Required work
Please give the data below again in full, exactly as it stands.

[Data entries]
^^^^^^^^^^^^^^^^

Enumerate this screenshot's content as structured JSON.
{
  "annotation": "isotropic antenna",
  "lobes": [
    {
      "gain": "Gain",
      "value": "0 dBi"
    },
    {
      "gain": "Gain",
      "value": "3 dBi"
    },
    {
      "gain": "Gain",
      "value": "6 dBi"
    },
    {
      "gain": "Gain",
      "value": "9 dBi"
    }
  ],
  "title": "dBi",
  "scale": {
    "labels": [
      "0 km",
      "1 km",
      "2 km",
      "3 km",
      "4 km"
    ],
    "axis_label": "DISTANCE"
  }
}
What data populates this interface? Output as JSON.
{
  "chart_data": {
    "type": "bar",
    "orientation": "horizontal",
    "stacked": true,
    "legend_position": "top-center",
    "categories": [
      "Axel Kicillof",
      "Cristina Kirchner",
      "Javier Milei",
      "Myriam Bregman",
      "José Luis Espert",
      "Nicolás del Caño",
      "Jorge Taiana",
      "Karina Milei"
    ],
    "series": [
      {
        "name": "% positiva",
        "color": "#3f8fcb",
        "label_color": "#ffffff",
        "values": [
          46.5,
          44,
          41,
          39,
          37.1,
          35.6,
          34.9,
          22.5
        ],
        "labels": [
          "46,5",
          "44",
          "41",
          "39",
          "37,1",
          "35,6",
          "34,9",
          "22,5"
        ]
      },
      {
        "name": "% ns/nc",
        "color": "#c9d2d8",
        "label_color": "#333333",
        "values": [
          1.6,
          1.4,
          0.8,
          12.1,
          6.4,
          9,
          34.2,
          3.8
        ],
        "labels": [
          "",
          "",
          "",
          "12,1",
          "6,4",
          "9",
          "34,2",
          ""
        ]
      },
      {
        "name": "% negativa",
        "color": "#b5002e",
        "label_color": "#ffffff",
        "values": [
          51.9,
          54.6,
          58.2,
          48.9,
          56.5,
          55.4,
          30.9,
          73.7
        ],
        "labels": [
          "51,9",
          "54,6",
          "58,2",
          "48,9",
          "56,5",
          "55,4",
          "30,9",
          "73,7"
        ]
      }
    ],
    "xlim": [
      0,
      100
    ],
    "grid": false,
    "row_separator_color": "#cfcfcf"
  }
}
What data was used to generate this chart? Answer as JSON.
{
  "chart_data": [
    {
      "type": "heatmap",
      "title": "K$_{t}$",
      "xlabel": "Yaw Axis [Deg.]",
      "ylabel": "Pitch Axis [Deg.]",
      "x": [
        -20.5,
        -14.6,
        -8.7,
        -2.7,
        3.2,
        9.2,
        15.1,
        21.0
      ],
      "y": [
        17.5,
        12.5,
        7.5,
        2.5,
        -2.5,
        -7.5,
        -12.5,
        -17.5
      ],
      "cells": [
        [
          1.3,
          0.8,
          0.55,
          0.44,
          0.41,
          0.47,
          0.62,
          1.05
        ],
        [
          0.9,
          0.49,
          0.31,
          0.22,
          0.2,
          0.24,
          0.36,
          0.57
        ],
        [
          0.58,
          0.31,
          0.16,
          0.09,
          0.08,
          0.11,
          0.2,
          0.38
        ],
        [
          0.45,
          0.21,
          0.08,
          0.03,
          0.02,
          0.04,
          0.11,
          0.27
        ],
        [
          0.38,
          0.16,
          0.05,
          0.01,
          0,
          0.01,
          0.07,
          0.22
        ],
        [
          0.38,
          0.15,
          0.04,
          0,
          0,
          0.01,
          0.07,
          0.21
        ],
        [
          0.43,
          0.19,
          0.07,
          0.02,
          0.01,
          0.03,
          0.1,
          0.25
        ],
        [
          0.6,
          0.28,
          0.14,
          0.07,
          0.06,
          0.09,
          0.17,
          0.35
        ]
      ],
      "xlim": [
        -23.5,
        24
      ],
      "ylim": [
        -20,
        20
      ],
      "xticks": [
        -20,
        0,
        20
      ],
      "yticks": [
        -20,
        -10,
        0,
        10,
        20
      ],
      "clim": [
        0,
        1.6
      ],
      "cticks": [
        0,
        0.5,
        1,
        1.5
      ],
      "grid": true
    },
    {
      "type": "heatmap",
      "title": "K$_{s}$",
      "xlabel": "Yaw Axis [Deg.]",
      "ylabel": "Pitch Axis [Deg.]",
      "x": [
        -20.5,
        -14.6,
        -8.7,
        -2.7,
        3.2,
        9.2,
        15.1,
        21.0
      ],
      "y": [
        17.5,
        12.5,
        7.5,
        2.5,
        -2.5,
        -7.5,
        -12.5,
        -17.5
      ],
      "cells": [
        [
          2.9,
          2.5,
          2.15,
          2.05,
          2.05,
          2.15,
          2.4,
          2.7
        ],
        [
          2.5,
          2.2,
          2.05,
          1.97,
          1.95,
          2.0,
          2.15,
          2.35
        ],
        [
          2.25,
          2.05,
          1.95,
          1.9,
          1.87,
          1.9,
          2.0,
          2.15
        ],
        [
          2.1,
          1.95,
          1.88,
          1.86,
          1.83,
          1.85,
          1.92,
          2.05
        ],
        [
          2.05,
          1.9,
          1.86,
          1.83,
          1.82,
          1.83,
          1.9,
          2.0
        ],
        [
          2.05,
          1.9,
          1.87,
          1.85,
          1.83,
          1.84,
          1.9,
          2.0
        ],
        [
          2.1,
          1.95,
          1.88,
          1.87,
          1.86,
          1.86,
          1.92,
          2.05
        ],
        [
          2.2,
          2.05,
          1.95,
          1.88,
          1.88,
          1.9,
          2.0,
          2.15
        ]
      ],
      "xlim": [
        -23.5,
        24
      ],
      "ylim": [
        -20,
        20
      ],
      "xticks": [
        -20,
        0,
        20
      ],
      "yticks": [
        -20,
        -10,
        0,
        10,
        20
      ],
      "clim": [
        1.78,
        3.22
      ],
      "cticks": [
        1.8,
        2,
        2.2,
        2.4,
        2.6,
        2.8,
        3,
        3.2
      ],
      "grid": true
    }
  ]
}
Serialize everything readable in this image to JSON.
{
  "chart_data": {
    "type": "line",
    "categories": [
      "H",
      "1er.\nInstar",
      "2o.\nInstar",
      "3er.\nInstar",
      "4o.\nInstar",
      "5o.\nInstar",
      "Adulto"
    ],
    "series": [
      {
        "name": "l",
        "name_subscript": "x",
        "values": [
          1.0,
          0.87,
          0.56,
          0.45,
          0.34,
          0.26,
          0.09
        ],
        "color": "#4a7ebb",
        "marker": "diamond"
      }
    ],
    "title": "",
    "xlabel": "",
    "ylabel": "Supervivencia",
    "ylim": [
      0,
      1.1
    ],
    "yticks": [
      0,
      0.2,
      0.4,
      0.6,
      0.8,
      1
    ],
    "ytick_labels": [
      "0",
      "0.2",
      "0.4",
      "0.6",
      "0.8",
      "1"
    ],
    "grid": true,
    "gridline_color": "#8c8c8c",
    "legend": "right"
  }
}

^^^^^^^^^^^^^^^^

Correct result
Enumerate this screenshot's content as structured JSON.
{
  "annotation": "isotropic antenna",
  "lobes": [
    {
      "gain": "Gain",
      "value": "0 dBi"
    },
    {
      "gain": "Gain",
      "value": "3 dBi"
    },
    {
      "gain": "Gain",
      "value": "6 dBi"
    },
    {
      "gain": "Gain",
      "value": "9 dBi"
    }
  ],
  "title": "dBi",
  "scale": {
    "labels": [
      "0 km",
      "1 km",
      "2 km",
      "3 km",
      "4 km"
    ],
    "axis_label": "DISTANCE"
  }
}
What data populates this interface? Output as JSON.
{
  "chart_data": {
    "type": "bar",
    "orientation": "horizontal",
    "stacked": true,
    "legend_position": "top-center",
    "categories": [
      "Axel Kicillof",
      "Cristina Kirchner",
      "Javier Milei",
      "Myriam Bregman",
      "José Luis Espert",
      "Nicolás del Caño",
      "Jorge Taiana",
      "Karina Milei"
    ],
    "series": [
      {
        "name": "% positiva",
        "color": "#3f8fcb",
        "label_color": "#ffffff",
        "values": [
          46.5,
          44,
          41,
          39,
          37.1,
          35.6,
          34.9,
          22.5
        ],
        "labels": [
          "46,5",
          "44",
          "41",
          "39",
          "37,1",
          "35,6",
          "34,9",
          "22,5"
        ]
      },
      {
        "name": "% ns/nc",
        "color": "#c9d2d8",
        "label_color": "#333333",
        "values": [
          1.6,
          1.4,
          0.8,
          12.1,
          6.4,
          9,
          34.2,
          3.8
        ],
        "labels": [
          "",
          "",
          "",
          "12,1",
          "6,4",
          "9",
          "34,2",
          ""
        ]
      },
      {
        "name": "% negativa",
        "color": "#b5002e",
        "label_color": "#ffffff",
        "values": [
          51.9,
          54.6,
          58.2,
          48.9,
          56.5,
          55.4,
          30.9,
          73.7
        ],
        "labels": [
          "51,9",
          "54,6",
          "58,2",
          "48,9",
          "56,5",
          "55,4",
          "30,9",
          "73,7"
        ]
      }
    ],
    "xlim": [
      0,
      100
    ],
    "grid": false,
    "row_separator_color": "#cfcfcf"
  }
}
What data was used to generate this chart? Answer as JSON.
{
  "chart_data": [
    {
      "type": "heatmap",
      "title": "K$_{t}$",
      "xlabel": "Yaw Axis [Deg.]",
      "ylabel": "Pitch Axis [Deg.]",
      "x": [
        -20.5,
        -14.6,
        -8.7,
        -2.7,
        3.2,
        9.2,
        15.1,
        21.0
      ],
      "y": [
        17.5,
        12.5,
        7.5,
        2.5,
        -2.5,
        -7.5,
        -12.5,
        -17.5
      ],
      "cells": [
        [
          1.3,
          0.8,
          0.55,
          0.44,
          0.41,
          0.47,
          0.62,
          1.05
        ],
        [
          0.9,
          0.49,
          0.31,
          0.22,
          0.2,
          0.24,
          0.36,
          0.57
        ],
        [
          0.58,
          0.31,
          0.16,
          0.09,
          0.08,
          0.11,
          0.2,
          0.38
        ],
        [
          0.45,
          0.21,
          0.08,
          0.03,
          0.02,
          0.04,
          0.11,
          0.27
        ],
        [
          0.38,
          0.16,
          0.05,
          0.01,
          0,
          0.01,
          0.07,
          0.22
        ],
        [
          0.38,
          0.15,
          0.04,
          0,
          0,
          0.01,
          0.07,
          0.21
        ],
        [
          0.43,
          0.19,
          0.07,
          0.02,
          0.01,
          0.03,
          0.1,
          0.25
        ],
        [
          0.6,
          0.28,
          0.14,
          0.07,
          0.06,
          0.09,
          0.17,
          0.35
        ]
      ],
      "xlim": [
        -23.5,
        24
      ],
      "ylim": [
        -20,
        20
      ],
      "xticks": [
        -20,
        0,
        20
      ],
      "yticks": [
        -20,
        -10,
        0,
        10,
        20
      ],
      "clim": [
        0,
        1.6
      ],
      "cticks": [
        0,
        0.5,
        1,
        1.5
      ],
      "grid": true
    },
    {
      "type": "heatmap",
      "title": "K$_{s}$",
      "xlabel": "Yaw Axis [Deg.]",
      "ylabel": "Pitch Axis [Deg.]",
      "x": [
        -20.5,
        -14.6,
        -8.7,
        -2.7,
        3.2,
        9.2,
        15.1,
        21.0
      ],
      "y": [
        17.5,
        12.5,
        7.5,
        2.5,
        -2.5,
        -7.5,
        -12.5,
        -17.5
      ],
      "cells": [
        [
          2.9,
          2.5,
          2.15,
          2.05,
          2.05,
          2.15,
          2.4,
          2.7
        ],
        [
          2.5,
          2.2,
          2.05,
          1.97,
          1.95,
          2.0,
          2.15,
          2.35
        ],
        [
          2.25,
          2.05,
          1.95,
          1.9,
          1.87,
          1.9,
          2.0,
          2.15
        ],
        [
          2.1,
          1.95,
          1.88,
          1.86,
          1.83,
          1.85,
          1.92,
          2.05
        ],
        [
          2.05,
          1.9,
          1.86,
          1.83,
          1.82,
          1.83,
          1.9,
          2.0
        ],
        [
          2.05,
          1.9,
          1.87,
          1.85,
          1.83,
          1.84,
          1.9,
          2.0
        ],
        [
          2.1,
          1.95,
          1.88,
          1.87,
          1.86,
          1.86,
          1.92,
          2.05
        ],
        [
          2.2,
          2.05,
          1.95,
          1.88,
          1.88,
          1.9,
          2.0,
          2.15
        ]
      ],
      "xlim": [
        -23.5,
        24
      ],
      "ylim": [
        -20,
        20
      ],
      "xticks": [
        -20,
        0,
        20
      ],
      "yticks": [
        -20,
        -10,
        0,
        10,
        20
      ],
      "clim": [
        1.78,
        3.22
      ],
      "cticks": [
        1.8,
        2,
        2.2,
        2.4,
        2.6,
        2.8,
        3,
        3.2
      ],
      "grid": true
    }
  ]
}
Serialize everything readable in this image to JSON.
{
  "chart_data": {
    "type": "line",
    "categories": [
      "H",
      "1er.\nInstar",
      "2o.\nInstar",
      "3er.\nInstar",
      "4o.\nInstar",
      "5o.\nInstar",
      "Adulto"
    ],
    "series": [
      {
        "name": "l",
        "name_subscript": "x",
        "values": [
          1.0,
          0.87,
          0.56,
          0.45,
          0.34,
          0.26,
          0.09
        ],
        "color": "#4a7ebb",
        "marker": "diamond"
      }
    ],
    "title": "",
    "xlabel": "",
    "ylabel": "Supervivencia",
    "ylim": [
      0,
      1.1
    ],
    "yticks": [
      0,
      0.2,
      0.4,
      0.6,
      0.8,
      1
    ],
    "ytick_labels": [
      "0",
      "0.2",
      "0.4",
      "0.6",
      "0.8",
      "1"
    ],
    "grid": true,
    "gridline_color": "#8c8c8c",
    "legend": "right"
  }
}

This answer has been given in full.